In het cultureel rapport wordt de culturele autonomie voor Friesland gevraagd en er op aangedrongen dat de Friese overheden zullen toezien op alle cultuuruitingen, zonder dat de vrijheid van het cultuur- en verenigingsleven worde aangetast.
Het is de taak van de Friese cultuurraad de band met de algemeen Nederlandse cultuurraad aan te houden en er voor te zorgen, dat andere culturen in Friesland bekend worden en meehelpen aan de ontwikkeling van de Friese cultuur.
Bovendien wordt het wenselijk geacht een officiële commissie in het leven te roepen die alle vraagstukken zal onderzoeken, welke samenhangen met het behoud en de versterking van de volkskracht. Die commissie moet het recht hebben ook vragen van bevolkingspolitiek en economie te bestuderen en met voorstellen dienaangaande bij Frieslands Staten te komen.
Ideële en individuële eigenschappen zijn een essentiëel bestanddeel van het Friese karakter. Daardoor ontstaat een intens gevoelsleven, hetgeen volgens spreker verklaart, hoe tal van Friese figuren een rol van betekenis hebben gespeeld in het politieke leven in Nederland. Hij moge volstaan met onder de velen. P.J. Troelstra, prof. Banning, prof. Hannema, prof. Titus Brandsma en prof. Van der Meer te noemen.
De kinderen van dit stoere en werkzame volk hebben zich vaak buiten de eigen grenzen en die van het Rijk, een bestaansmogelijkheid moeten verzekeren. Overigens komen zeer vele emigranten, die naar Australië of Nieuw-Zeeland en vooral die naar Canada uitwijken, uit Friese provincies.

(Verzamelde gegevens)
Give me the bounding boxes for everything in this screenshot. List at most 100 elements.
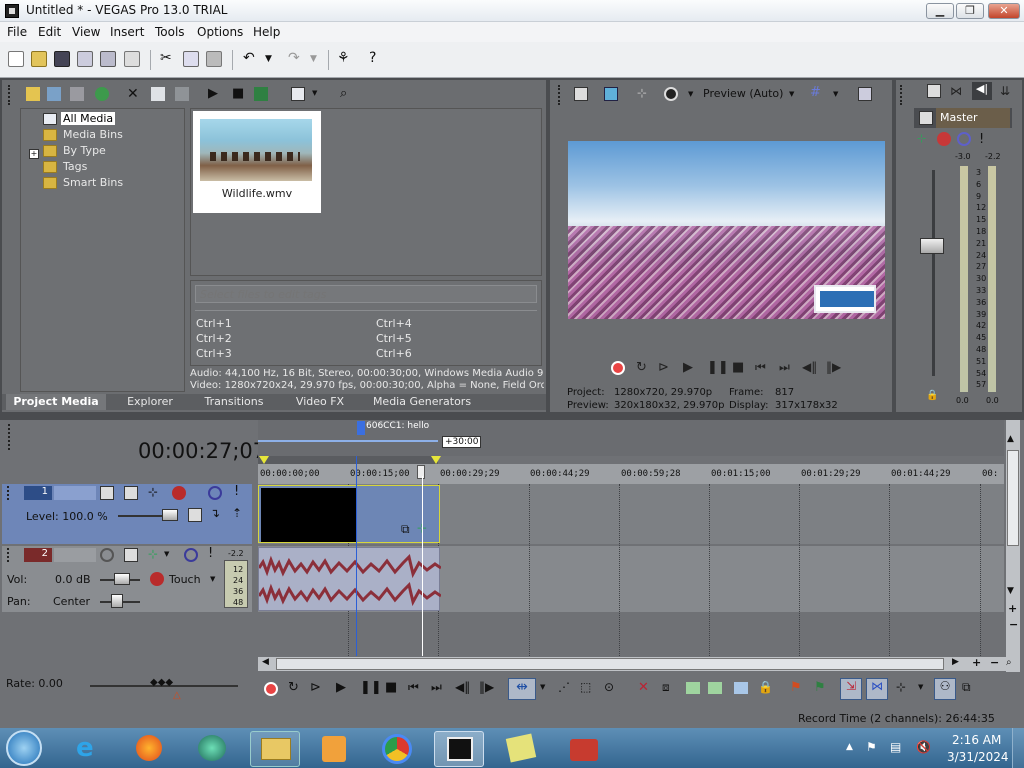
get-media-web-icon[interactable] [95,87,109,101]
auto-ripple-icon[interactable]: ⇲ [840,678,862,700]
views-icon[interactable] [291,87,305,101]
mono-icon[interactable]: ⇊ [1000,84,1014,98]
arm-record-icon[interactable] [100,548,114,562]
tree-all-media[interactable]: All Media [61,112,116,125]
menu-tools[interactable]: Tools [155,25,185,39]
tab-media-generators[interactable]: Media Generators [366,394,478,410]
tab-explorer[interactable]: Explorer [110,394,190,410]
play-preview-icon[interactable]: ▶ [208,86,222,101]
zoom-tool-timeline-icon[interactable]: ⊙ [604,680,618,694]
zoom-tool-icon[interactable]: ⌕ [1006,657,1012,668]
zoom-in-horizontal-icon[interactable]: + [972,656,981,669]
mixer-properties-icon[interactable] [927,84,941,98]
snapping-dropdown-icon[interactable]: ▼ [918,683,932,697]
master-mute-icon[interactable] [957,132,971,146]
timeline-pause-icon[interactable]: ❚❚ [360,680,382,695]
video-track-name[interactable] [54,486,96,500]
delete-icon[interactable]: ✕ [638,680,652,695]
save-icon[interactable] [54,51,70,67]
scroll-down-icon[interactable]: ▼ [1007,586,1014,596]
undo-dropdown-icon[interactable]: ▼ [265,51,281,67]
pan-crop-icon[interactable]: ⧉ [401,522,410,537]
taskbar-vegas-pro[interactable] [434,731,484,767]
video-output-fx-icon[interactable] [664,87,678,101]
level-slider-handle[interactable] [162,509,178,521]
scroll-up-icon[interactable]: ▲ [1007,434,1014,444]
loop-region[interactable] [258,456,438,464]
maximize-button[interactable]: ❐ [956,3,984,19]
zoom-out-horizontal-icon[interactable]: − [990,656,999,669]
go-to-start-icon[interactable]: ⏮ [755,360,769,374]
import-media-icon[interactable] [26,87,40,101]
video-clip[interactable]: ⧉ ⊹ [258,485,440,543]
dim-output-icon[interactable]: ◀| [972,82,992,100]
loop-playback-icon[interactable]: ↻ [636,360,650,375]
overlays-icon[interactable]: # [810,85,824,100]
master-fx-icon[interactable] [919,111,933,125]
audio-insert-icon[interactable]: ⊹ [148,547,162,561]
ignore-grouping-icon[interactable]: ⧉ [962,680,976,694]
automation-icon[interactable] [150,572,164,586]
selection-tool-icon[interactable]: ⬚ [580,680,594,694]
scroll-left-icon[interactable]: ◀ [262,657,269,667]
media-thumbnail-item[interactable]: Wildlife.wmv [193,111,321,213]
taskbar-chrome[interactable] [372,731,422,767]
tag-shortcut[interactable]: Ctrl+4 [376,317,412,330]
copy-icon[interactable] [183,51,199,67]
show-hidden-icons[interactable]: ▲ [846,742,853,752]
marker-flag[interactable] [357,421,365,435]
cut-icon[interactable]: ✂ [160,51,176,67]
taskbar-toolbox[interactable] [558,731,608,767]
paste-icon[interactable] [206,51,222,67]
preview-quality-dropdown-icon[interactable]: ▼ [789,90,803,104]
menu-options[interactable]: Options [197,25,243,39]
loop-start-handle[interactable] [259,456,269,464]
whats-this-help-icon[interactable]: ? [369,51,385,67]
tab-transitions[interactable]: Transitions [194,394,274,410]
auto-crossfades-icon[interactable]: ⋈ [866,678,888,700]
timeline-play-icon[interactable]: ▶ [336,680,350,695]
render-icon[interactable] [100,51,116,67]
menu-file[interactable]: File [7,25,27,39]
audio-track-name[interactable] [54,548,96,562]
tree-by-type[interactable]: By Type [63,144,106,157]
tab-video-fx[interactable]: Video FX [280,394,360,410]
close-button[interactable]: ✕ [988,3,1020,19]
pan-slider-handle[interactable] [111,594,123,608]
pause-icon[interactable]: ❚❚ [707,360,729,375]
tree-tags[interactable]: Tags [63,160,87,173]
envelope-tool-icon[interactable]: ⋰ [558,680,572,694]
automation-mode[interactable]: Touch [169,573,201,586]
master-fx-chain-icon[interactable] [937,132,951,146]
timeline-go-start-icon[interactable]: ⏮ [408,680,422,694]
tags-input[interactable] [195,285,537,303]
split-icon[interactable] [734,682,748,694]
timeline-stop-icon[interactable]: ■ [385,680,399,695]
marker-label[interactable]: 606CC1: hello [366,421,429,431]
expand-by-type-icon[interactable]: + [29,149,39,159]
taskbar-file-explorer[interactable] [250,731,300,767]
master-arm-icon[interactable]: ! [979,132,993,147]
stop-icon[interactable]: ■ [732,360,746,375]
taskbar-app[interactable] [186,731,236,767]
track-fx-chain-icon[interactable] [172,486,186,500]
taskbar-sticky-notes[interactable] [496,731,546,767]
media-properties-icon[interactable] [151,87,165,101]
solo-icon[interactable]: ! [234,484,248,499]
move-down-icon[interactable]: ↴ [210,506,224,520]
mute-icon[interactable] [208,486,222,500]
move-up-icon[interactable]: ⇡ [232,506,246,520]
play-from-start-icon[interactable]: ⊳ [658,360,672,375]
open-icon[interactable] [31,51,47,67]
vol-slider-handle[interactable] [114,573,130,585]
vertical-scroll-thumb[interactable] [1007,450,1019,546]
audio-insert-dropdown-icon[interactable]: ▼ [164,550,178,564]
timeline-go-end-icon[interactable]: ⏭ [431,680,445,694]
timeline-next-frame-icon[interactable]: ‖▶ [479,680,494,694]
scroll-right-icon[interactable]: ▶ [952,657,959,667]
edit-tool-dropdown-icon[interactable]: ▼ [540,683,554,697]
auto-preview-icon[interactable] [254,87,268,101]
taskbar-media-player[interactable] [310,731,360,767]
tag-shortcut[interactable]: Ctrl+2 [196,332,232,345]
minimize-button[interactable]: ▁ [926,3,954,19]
* * *
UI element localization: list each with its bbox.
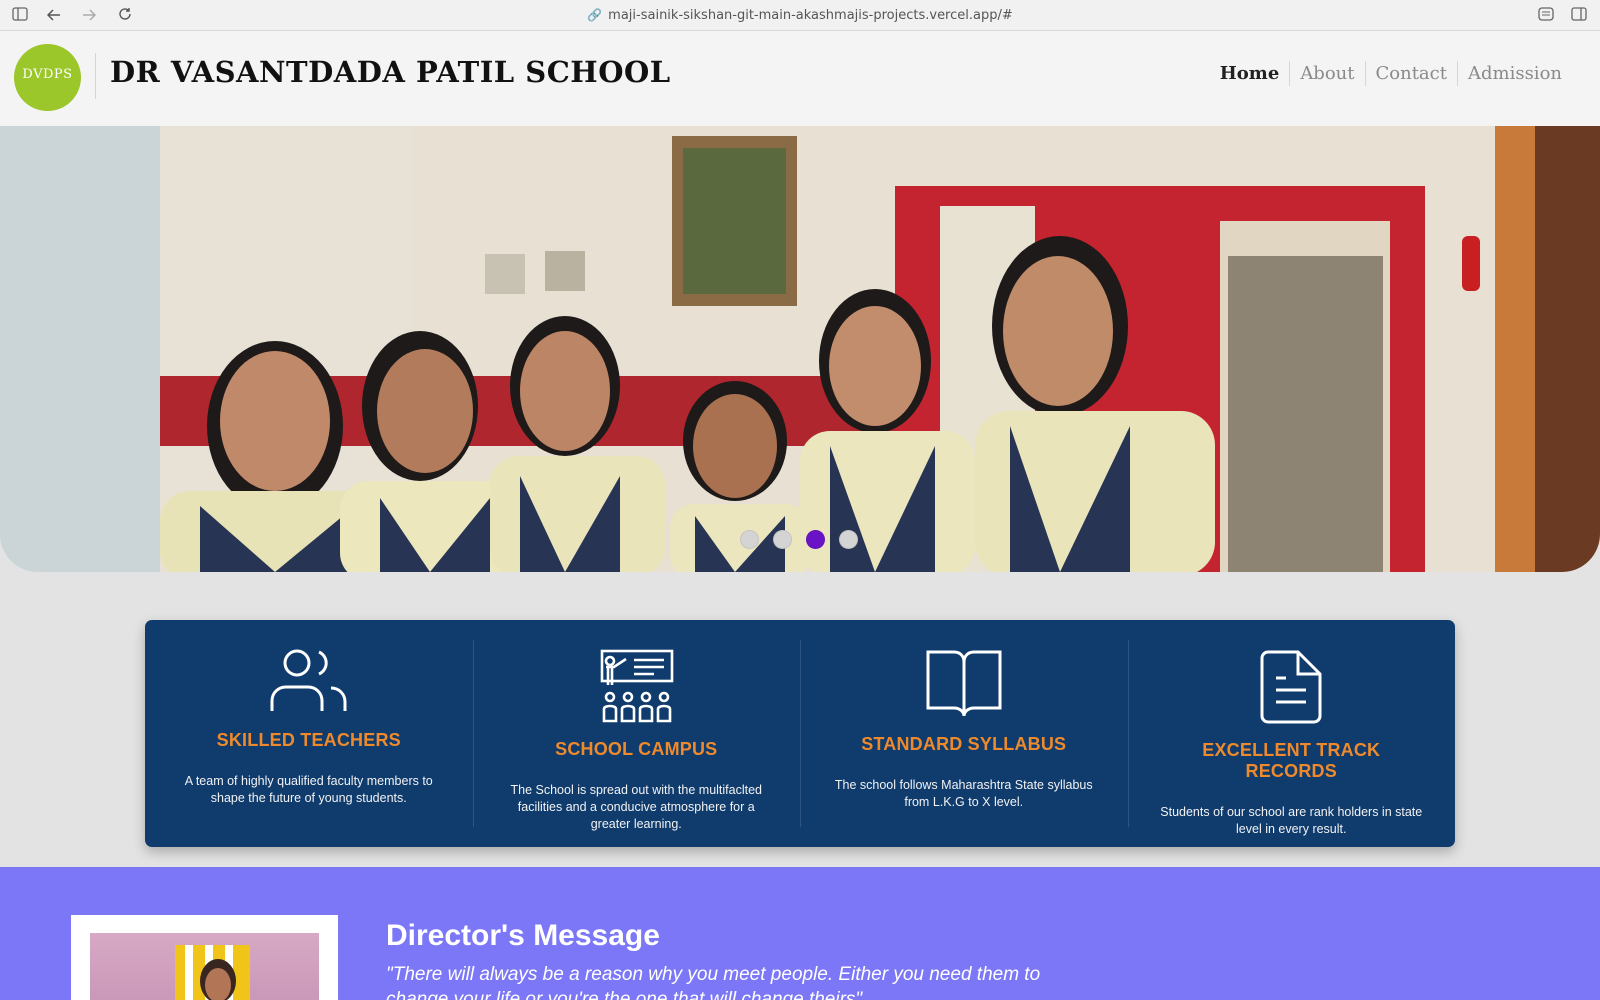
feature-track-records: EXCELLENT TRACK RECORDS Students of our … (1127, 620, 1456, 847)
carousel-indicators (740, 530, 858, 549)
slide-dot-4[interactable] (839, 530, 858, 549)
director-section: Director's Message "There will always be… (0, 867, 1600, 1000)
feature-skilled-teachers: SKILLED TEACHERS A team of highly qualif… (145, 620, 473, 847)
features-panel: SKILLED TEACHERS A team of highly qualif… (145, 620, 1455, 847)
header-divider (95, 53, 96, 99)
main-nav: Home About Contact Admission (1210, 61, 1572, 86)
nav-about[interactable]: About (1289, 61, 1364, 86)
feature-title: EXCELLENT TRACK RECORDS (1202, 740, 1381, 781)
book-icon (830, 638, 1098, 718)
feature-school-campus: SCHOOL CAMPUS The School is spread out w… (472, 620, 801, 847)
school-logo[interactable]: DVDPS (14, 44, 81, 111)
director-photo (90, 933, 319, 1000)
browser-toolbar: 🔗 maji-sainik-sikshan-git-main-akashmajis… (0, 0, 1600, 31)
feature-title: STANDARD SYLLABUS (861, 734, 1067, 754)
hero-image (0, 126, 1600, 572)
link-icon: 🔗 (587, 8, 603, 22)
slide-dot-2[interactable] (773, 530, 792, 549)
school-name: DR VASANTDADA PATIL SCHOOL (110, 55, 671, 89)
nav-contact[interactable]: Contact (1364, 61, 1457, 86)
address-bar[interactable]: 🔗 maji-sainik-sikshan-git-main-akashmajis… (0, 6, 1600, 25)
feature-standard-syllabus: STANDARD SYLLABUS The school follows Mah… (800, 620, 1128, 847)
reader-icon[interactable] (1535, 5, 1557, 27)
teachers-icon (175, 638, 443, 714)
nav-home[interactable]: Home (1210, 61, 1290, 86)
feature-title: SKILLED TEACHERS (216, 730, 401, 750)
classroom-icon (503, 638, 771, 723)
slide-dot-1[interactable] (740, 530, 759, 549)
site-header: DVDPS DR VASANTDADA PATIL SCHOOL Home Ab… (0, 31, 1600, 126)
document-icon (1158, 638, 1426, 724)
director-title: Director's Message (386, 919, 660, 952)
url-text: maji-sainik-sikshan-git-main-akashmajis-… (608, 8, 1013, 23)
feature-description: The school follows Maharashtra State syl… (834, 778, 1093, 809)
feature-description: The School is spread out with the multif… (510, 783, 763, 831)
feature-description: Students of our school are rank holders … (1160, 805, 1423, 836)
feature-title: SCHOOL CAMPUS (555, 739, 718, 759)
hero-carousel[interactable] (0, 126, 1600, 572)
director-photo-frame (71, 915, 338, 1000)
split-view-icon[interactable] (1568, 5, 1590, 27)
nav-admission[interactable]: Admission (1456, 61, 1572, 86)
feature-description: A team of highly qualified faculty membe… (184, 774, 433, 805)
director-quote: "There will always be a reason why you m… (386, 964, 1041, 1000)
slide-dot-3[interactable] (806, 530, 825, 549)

» Werkinstructies:
(a) Vertaal deze zin uit het fragment over Friesland naar het Engels: "Het is de taak van de Friese cultuurraad de band met de algemeen Nederlandse cultuurraad aan te houden en er voor te zorgen, dat andere culturen in Friesland bekend worden en meehelpen aan de ontwikkeling van de Friese cultuur."
(b) Schrijf uit het fragment over Friesland letterlijk het gedeelte over dat begint bij "Ideële en individuële" en doorloopt tot en met "uit Friese provincies.".

» Uitgewerkte opdrachten:
(a) It is the task of the Frisian cultural council to maintain the ties with the general Dutch cultural council and to ensure that other cultures become known in Friesland and help in the development of Frisian culture.

(b)
Ideële en individuële eigenschappen zijn een essentiëel bestanddeel van het Friese karakter. Daardoor ontstaat een intens gevoelsleven, hetgeen volgens spreker verklaart, hoe tal van Friese figuren een rol van betekenis hebben gespeeld in het politieke leven in Nederland. Hij moge volstaan met onder de velen. P.J. Troelstra, prof. Banning, prof. Hannema, prof. Titus Brandsma en prof. Van der Meer te noemen.
De kinderen van dit stoere en werkzame volk hebben zich vaak buiten de eigen grenzen en die van het Rijk, een bestaansmogelijkheid moeten verzekeren. Overigens komen zeer vele emigranten, die naar Australië of Nieuw-Zeeland en vooral die naar Canada uitwijken, uit Friese provincies.